Each entry below is to be duplicated verbatim.

/---

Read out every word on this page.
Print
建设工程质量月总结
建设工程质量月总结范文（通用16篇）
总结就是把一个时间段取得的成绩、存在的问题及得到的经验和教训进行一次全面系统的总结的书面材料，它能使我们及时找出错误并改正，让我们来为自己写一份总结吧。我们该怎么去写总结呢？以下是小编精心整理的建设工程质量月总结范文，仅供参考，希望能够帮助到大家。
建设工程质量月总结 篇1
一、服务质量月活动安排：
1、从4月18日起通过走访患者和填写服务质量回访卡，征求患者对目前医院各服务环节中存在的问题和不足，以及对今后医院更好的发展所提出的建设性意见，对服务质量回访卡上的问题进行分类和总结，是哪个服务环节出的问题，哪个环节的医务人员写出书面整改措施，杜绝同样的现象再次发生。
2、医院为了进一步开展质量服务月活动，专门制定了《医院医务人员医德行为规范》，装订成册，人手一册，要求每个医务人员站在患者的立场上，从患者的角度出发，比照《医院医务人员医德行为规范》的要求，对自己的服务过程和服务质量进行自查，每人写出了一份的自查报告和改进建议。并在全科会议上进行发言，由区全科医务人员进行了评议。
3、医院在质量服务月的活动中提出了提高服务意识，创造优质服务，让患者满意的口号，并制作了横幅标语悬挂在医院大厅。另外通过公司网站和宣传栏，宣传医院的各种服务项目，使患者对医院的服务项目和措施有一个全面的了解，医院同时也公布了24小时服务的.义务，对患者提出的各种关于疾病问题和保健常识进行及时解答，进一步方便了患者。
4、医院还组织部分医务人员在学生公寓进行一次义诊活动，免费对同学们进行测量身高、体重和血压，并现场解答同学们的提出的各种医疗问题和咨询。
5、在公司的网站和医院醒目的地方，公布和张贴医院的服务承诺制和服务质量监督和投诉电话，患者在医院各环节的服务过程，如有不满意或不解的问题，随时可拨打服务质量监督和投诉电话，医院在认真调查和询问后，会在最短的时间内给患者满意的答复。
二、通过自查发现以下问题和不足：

\---

▶ [SOLUTION TO THIS EXERCISE]:
Read out every word on this page.
Print
建设工程质量月总结
建设工程质量月总结范文（通用16篇）
总结就是把一个时间段取得的成绩、存在的问题及得到的经验和教训进行一次全面系统的总结的书面材料，它能使我们及时找出错误并改正，让我们来为自己写一份总结吧。我们该怎么去写总结呢？以下是小编精心整理的建设工程质量月总结范文，仅供参考，希望能够帮助到大家。
建设工程质量月总结 篇1
一、服务质量月活动安排：
1、从4月18日起通过走访患者和填写服务质量回访卡，征求患者对目前医院各服务环节中存在的问题和不足，以及对今后医院更好的发展所提出的建设性意见，对服务质量回访卡上的问题进行分类和总结，是哪个服务环节出的问题，哪个环节的医务人员写出书面整改措施，杜绝同样的现象再次发生。
2、医院为了进一步开展质量服务月活动，专门制定了《医院医务人员医德行为规范》，装订成册，人手一册，要求每个医务人员站在患者的立场上，从患者的角度出发，比照《医院医务人员医德行为规范》的要求，对自己的服务过程和服务质量进行自查，每人写出了一份的自查报告和改进建议。并在全科会议上进行发言，由区全科医务人员进行了评议。
3、医院在质量服务月的活动中提出了提高服务意识，创造优质服务，让患者满意的口号，并制作了横幅标语悬挂在医院大厅。另外通过公司网站和宣传栏，宣传医院的各种服务项目，使患者对医院的服务项目和措施有一个全面的了解，医院同时也公布了24小时服务的.义务，对患者提出的各种关于疾病问题和保健常识进行及时解答，进一步方便了患者。
4、医院还组织部分医务人员在学生公寓进行一次义诊活动，免费对同学们进行测量身高、体重和血压，并现场解答同学们的提出的各种医疗问题和咨询。
5、在公司的网站和医院醒目的地方，公布和张贴医院的服务承诺制和服务质量监督和投诉电话，患者在医院各环节的服务过程，如有不满意或不解的问题，随时可拨打服务质量监督和投诉电话，医院在认真调查和询问后，会在最短的时间内给患者满意的答复。
二、通过自查发现以下问题和不足：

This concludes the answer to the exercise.